**Excerpted passage:**
(begin)
A Simple Script for Kokoro-82M Text-to-Speech

· cyclicircuit's blog


Recently I was involved in a discussion about text-to-speech and I advocated for this model I really like called Kokoro-82M which I use all the time in order to generate audio of articles. However, the model is only available as a python library and primarily meant to be run in the context of another script or a Jupyter Noteboook.

Thing is, it's not even that hard to make a simple wrapper script around the thing, especially when this project exists, is open-source, and we can copy their approach: https://github.com/santinic/audiblez/. Notably, this is designed for audiobooks, but there's no reason why we can't use this with any text.

You can see the script here: https://cyclicircuit.pastes.sh/kokoro-tts.py

Installation (Lazy) #

I am a big fan of uv, if you're not using it, you should. The first step to using this script is to install uv. After that, give it execution permissions and it should just work, the script uses uv in its "crunchbang" to basically install all its dependencies when its run. Its very convenient, but might be just a tad slow the first time.

1# after installing uv, download the script and make it executable:
2wget https://cyclicircuit.pastes.sh/raw/kokoro-tts.py
3chmod +x kokoto-tts.py
4./kokoto-tts.py --help

Usage #

All you have to do is just pipe in text, and you get audio out. The --help parameter is your friend, but this example should work:

1echo "Hello there, and who might you be?" | ./kokoro-tts.py --output test.mp3 -v bm_george

This will output the audio to a file called test.mp3 using the British "george" voice.
(end)
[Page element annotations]
(begin)
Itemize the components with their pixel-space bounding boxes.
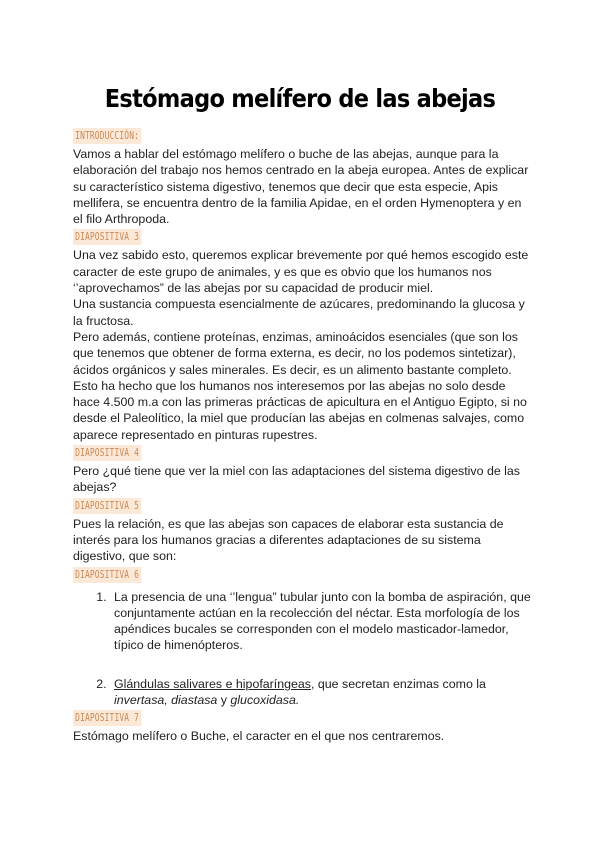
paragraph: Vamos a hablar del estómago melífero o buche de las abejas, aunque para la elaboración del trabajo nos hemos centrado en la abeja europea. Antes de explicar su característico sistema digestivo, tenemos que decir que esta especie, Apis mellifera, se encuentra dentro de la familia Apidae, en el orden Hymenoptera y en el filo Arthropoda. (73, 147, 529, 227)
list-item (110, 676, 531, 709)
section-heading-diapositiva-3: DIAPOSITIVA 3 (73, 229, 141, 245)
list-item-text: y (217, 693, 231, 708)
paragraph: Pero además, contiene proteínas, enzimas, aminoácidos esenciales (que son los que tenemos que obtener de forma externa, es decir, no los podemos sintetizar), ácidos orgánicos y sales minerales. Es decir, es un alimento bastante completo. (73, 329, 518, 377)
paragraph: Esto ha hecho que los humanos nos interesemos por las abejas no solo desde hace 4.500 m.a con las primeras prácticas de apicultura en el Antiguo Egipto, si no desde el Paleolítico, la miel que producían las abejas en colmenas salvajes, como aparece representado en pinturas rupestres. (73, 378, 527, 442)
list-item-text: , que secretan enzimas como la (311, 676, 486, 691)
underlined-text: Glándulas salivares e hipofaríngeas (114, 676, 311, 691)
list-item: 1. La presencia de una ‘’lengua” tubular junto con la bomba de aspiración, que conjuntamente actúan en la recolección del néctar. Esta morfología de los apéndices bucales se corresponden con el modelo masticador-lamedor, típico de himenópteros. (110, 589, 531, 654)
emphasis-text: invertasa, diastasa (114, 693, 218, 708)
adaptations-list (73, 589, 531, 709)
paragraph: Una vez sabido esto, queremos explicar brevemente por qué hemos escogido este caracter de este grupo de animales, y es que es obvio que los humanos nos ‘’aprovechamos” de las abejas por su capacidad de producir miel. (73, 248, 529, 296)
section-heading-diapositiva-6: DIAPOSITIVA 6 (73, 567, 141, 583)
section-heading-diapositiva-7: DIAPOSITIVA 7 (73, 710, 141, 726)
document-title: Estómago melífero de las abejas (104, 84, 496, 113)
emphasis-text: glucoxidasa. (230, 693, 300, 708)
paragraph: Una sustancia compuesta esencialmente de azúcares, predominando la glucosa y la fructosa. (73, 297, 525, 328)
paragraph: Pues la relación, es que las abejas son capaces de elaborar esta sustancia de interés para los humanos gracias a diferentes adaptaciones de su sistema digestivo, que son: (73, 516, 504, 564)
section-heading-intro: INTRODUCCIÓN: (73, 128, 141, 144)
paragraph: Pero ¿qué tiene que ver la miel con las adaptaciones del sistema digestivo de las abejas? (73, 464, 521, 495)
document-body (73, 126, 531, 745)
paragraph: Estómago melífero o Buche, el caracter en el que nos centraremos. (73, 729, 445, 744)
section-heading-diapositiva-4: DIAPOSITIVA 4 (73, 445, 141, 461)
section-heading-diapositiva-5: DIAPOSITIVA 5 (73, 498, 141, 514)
(end)
**Written tasks:**
A) In the Kokoro-82M text-to-speech post, which voice does the usage example select?
B) Transcribe the rows from the line containing "paragraph: Vamos a" through the line containing "list-item (110, 676, 531, 709)", inclusive, reproducing those lines exactly.

**Completed exercise:**
A) The British "george" voice (bm_george).

B)
paragraph: Vamos a hablar del estómago melífero o buche de las abejas, aunque para la elaboración del trabajo nos hemos centrado en la abeja europea. Antes de explicar su característico sistema digestivo, tenemos que decir que esta especie, Apis mellifera, se encuentra dentro de la familia Apidae, en el orden Hymenoptera y en el filo Arthropoda. (73, 147, 529, 227)
list-item (110, 676, 531, 709)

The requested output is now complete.